• **Set problem**: Collect all the lines that mention the word "odcinków".

• **Records shown**:

------------------------------------------------

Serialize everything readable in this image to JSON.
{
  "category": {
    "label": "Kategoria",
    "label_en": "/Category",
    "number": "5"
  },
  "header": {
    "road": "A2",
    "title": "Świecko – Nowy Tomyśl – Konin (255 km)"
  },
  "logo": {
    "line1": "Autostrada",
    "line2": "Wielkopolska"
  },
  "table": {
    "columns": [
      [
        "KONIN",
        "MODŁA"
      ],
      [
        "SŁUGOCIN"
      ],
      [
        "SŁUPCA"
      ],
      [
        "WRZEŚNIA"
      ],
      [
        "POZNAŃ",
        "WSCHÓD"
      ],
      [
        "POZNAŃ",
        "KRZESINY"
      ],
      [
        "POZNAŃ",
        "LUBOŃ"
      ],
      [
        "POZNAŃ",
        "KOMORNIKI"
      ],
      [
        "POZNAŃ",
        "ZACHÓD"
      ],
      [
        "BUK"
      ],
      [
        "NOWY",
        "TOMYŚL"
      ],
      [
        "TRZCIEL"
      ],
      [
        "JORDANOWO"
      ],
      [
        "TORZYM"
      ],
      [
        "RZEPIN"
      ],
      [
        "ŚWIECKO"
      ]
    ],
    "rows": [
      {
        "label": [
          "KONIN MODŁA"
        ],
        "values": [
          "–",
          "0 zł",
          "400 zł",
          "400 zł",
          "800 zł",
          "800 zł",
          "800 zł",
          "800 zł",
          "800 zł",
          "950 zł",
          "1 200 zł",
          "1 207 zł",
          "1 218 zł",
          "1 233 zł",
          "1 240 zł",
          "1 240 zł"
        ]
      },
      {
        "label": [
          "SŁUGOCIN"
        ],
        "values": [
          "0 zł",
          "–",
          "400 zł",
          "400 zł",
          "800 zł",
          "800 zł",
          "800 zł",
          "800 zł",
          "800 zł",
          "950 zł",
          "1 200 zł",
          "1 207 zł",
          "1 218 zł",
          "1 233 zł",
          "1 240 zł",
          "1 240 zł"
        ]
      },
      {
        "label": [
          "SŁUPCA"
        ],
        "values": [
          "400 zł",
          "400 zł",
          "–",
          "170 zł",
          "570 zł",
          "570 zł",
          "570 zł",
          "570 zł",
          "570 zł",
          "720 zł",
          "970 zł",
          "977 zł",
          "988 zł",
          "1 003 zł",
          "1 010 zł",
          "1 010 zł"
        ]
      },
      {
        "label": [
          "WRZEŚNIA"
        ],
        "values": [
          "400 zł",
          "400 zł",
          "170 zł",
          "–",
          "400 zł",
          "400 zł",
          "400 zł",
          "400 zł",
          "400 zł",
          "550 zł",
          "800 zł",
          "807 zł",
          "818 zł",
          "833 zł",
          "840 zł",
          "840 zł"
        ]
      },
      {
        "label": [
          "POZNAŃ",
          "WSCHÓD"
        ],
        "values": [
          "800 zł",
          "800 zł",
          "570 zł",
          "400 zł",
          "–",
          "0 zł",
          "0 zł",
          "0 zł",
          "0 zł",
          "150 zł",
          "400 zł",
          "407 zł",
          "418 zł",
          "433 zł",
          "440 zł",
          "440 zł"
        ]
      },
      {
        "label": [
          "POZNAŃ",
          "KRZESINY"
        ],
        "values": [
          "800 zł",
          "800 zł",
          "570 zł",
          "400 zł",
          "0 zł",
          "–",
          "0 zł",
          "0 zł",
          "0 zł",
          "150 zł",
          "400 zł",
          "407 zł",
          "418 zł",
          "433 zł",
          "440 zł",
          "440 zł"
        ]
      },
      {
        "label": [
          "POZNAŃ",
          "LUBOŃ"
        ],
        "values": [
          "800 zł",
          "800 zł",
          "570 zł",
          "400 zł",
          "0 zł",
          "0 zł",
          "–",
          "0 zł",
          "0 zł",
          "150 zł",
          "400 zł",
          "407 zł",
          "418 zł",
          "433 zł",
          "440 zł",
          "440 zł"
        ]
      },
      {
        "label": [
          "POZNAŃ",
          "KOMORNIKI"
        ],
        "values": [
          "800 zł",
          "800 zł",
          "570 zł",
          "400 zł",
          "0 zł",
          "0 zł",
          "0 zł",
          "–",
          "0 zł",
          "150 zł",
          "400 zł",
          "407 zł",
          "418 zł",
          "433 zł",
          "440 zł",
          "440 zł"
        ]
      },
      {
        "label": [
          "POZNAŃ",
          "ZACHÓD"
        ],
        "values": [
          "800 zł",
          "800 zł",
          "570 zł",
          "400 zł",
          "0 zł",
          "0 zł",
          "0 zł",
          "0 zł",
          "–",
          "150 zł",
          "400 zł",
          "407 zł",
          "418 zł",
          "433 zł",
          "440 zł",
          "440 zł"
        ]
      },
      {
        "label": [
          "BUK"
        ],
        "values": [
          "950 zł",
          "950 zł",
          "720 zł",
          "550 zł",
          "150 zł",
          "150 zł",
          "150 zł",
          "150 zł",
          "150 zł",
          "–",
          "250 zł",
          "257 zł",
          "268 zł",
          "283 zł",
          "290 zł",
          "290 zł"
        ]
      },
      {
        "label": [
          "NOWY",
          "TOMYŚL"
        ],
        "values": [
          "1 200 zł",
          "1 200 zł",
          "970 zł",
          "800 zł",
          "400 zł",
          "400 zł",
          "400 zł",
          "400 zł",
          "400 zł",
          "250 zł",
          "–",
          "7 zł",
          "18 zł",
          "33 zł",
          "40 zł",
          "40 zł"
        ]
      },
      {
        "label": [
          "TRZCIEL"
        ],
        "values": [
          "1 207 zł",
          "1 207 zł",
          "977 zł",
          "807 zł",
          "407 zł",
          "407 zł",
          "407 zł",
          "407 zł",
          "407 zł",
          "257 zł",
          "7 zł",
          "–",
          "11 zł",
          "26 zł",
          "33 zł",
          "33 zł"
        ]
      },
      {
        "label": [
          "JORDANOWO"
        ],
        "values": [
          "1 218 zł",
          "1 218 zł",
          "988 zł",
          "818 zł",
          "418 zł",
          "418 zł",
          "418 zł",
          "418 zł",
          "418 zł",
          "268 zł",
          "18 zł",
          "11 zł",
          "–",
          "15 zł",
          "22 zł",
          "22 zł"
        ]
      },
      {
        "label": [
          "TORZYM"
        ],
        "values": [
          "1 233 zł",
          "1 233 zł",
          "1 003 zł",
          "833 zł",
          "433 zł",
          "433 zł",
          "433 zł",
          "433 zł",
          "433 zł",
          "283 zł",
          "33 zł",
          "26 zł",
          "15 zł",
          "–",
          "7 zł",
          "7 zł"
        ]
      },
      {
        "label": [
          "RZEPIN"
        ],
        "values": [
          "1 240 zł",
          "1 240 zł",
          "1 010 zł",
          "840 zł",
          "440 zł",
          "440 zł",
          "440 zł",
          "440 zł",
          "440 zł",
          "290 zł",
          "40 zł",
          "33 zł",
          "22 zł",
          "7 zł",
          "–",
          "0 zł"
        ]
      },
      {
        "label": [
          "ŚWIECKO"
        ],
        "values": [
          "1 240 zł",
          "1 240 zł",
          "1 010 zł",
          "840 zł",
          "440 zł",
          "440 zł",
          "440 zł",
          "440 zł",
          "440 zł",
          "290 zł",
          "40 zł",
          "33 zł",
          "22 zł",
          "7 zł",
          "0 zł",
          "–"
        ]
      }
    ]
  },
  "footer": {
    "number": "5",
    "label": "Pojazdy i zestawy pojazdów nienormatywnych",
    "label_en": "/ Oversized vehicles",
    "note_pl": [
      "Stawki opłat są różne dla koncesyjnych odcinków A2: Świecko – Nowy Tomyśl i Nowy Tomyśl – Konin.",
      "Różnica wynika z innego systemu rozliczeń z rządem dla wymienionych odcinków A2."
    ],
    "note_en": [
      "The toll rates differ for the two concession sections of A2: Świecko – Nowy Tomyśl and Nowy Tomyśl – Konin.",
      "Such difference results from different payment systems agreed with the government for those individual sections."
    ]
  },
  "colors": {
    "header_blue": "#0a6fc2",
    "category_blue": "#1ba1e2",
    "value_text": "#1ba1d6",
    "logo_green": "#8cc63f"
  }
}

------------------------------------------------

• **Worked answer**:
      "Stawki opłat są różne dla koncesyjnych odcinków A2: Świecko – Nowy Tomyśl i Nowy Tomyśl – Konin.",
      "Różnica wynika z innego systemu rozliczeń z rządem dla wymienionych odcinków A2."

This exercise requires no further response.